*** RECORDS SUPPLIED

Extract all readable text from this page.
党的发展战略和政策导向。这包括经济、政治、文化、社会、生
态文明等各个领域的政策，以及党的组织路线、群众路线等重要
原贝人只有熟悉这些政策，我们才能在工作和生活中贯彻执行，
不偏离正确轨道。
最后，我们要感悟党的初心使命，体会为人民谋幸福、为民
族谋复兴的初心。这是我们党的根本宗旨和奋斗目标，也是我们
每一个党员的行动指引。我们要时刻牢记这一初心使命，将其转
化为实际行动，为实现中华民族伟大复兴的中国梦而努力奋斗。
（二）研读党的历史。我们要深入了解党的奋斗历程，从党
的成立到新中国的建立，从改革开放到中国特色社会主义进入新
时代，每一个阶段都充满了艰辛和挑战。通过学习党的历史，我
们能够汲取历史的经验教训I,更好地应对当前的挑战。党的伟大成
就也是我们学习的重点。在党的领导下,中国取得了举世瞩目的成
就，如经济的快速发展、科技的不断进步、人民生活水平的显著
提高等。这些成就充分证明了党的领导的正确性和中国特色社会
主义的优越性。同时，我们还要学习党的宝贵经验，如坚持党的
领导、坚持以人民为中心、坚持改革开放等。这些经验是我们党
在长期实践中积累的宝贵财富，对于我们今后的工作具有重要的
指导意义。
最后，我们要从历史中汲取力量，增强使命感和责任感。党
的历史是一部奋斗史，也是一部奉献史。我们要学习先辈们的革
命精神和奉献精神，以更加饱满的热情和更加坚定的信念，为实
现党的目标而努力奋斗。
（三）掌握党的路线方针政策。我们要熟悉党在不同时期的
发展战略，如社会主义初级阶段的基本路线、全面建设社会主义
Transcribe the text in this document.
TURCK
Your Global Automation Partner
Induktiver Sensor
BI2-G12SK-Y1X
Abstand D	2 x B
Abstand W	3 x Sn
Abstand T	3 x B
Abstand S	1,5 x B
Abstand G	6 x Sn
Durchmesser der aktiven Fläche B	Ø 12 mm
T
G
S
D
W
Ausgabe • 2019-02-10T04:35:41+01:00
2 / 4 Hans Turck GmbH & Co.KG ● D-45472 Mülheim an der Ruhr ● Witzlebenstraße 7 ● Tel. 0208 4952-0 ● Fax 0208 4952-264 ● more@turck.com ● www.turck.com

******

### TASK OBJECTIVE
Repeat the preceding lines exactly, please, every one of them.

### WRITTEN RESPONSE
Extract all readable text from this page.
党的发展战略和政策导向。这包括经济、政治、文化、社会、生
态文明等各个领域的政策，以及党的组织路线、群众路线等重要
原贝人只有熟悉这些政策，我们才能在工作和生活中贯彻执行，
不偏离正确轨道。
最后，我们要感悟党的初心使命，体会为人民谋幸福、为民
族谋复兴的初心。这是我们党的根本宗旨和奋斗目标，也是我们
每一个党员的行动指引。我们要时刻牢记这一初心使命，将其转
化为实际行动，为实现中华民族伟大复兴的中国梦而努力奋斗。
（二）研读党的历史。我们要深入了解党的奋斗历程，从党
的成立到新中国的建立，从改革开放到中国特色社会主义进入新
时代，每一个阶段都充满了艰辛和挑战。通过学习党的历史，我
们能够汲取历史的经验教训I,更好地应对当前的挑战。党的伟大成
就也是我们学习的重点。在党的领导下,中国取得了举世瞩目的成
就，如经济的快速发展、科技的不断进步、人民生活水平的显著
提高等。这些成就充分证明了党的领导的正确性和中国特色社会
主义的优越性。同时，我们还要学习党的宝贵经验，如坚持党的
领导、坚持以人民为中心、坚持改革开放等。这些经验是我们党
在长期实践中积累的宝贵财富，对于我们今后的工作具有重要的
指导意义。
最后，我们要从历史中汲取力量，增强使命感和责任感。党
的历史是一部奋斗史，也是一部奉献史。我们要学习先辈们的革
命精神和奉献精神，以更加饱满的热情和更加坚定的信念，为实
现党的目标而努力奋斗。
（三）掌握党的路线方针政策。我们要熟悉党在不同时期的
发展战略，如社会主义初级阶段的基本路线、全面建设社会主义
Transcribe the text in this document.
TURCK
Your Global Automation Partner
Induktiver Sensor
BI2-G12SK-Y1X
Abstand D	2 x B
Abstand W	3 x Sn
Abstand T	3 x B
Abstand S	1,5 x B
Abstand G	6 x Sn
Durchmesser der aktiven Fläche B	Ø 12 mm
T
G
S
D
W
Ausgabe • 2019-02-10T04:35:41+01:00
2 / 4 Hans Turck GmbH & Co.KG ● D-45472 Mülheim an der Ruhr ● Witzlebenstraße 7 ● Tel. 0208 4952-0 ● Fax 0208 4952-264 ● more@turck.com ● www.turck.com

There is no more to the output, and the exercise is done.